Aim
Please set down all the lines beneath this one exactly, without the pictures.

----------

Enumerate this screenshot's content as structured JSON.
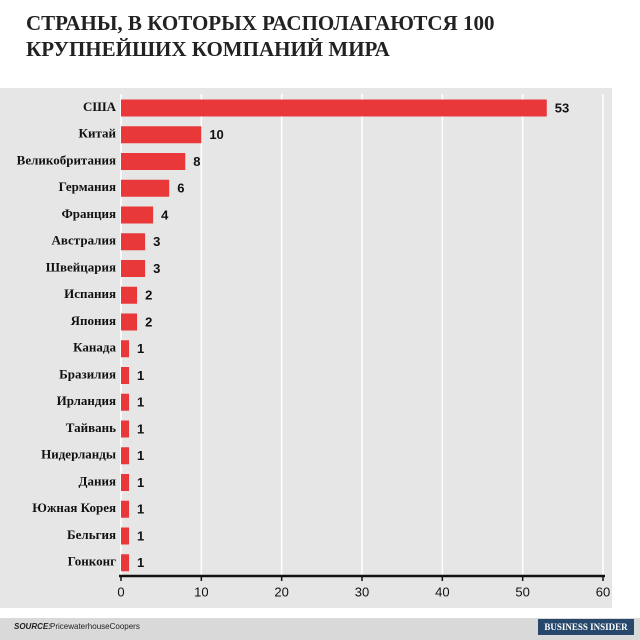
{
  "chart_data": {
    "type": "bar",
    "orientation": "horizontal",
    "title": "СТРАНЫ, В КОТОРЫХ РАСПОЛАГАЮТСЯ 100 КРУПНЕЙШИХ КОМПАНИЙ МИРА",
    "categories": [
      "США",
      "Китай",
      "Великобритания",
      "Германия",
      "Франция",
      "Австралия",
      "Швейцария",
      "Испания",
      "Япония",
      "Канада",
      "Бразилия",
      "Ирландия",
      "Тайвань",
      "Нидерланды",
      "Дания",
      "Южная Корея",
      "Бельгия",
      "Гонконг"
    ],
    "values": [
      53,
      10,
      8,
      6,
      4,
      3,
      3,
      2,
      2,
      1,
      1,
      1,
      1,
      1,
      1,
      1,
      1,
      1
    ],
    "color": "#e8383a",
    "xlim": [
      0,
      60
    ],
    "xticks": [
      0,
      10,
      20,
      30,
      40,
      50,
      60
    ],
    "grid": true,
    "source_label": "SOURCE:",
    "source": "PricewaterhouseCoopers",
    "brand": "BUSINESS INSIDER"
  }
}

----------

Complete output
Enumerate this screenshot's content as structured JSON.
{
  "chart_data": {
    "type": "bar",
    "orientation": "horizontal",
    "title": "СТРАНЫ, В КОТОРЫХ РАСПОЛАГАЮТСЯ 100 КРУПНЕЙШИХ КОМПАНИЙ МИРА",
    "categories": [
      "США",
      "Китай",
      "Великобритания",
      "Германия",
      "Франция",
      "Австралия",
      "Швейцария",
      "Испания",
      "Япония",
      "Канада",
      "Бразилия",
      "Ирландия",
      "Тайвань",
      "Нидерланды",
      "Дания",
      "Южная Корея",
      "Бельгия",
      "Гонконг"
    ],
    "values": [
      53,
      10,
      8,
      6,
      4,
      3,
      3,
      2,
      2,
      1,
      1,
      1,
      1,
      1,
      1,
      1,
      1,
      1
    ],
    "color": "#e8383a",
    "xlim": [
      0,
      60
    ],
    "xticks": [
      0,
      10,
      20,
      30,
      40,
      50,
      60
    ],
    "grid": true,
    "source_label": "SOURCE:",
    "source": "PricewaterhouseCoopers",
    "brand": "BUSINESS INSIDER"
  }
}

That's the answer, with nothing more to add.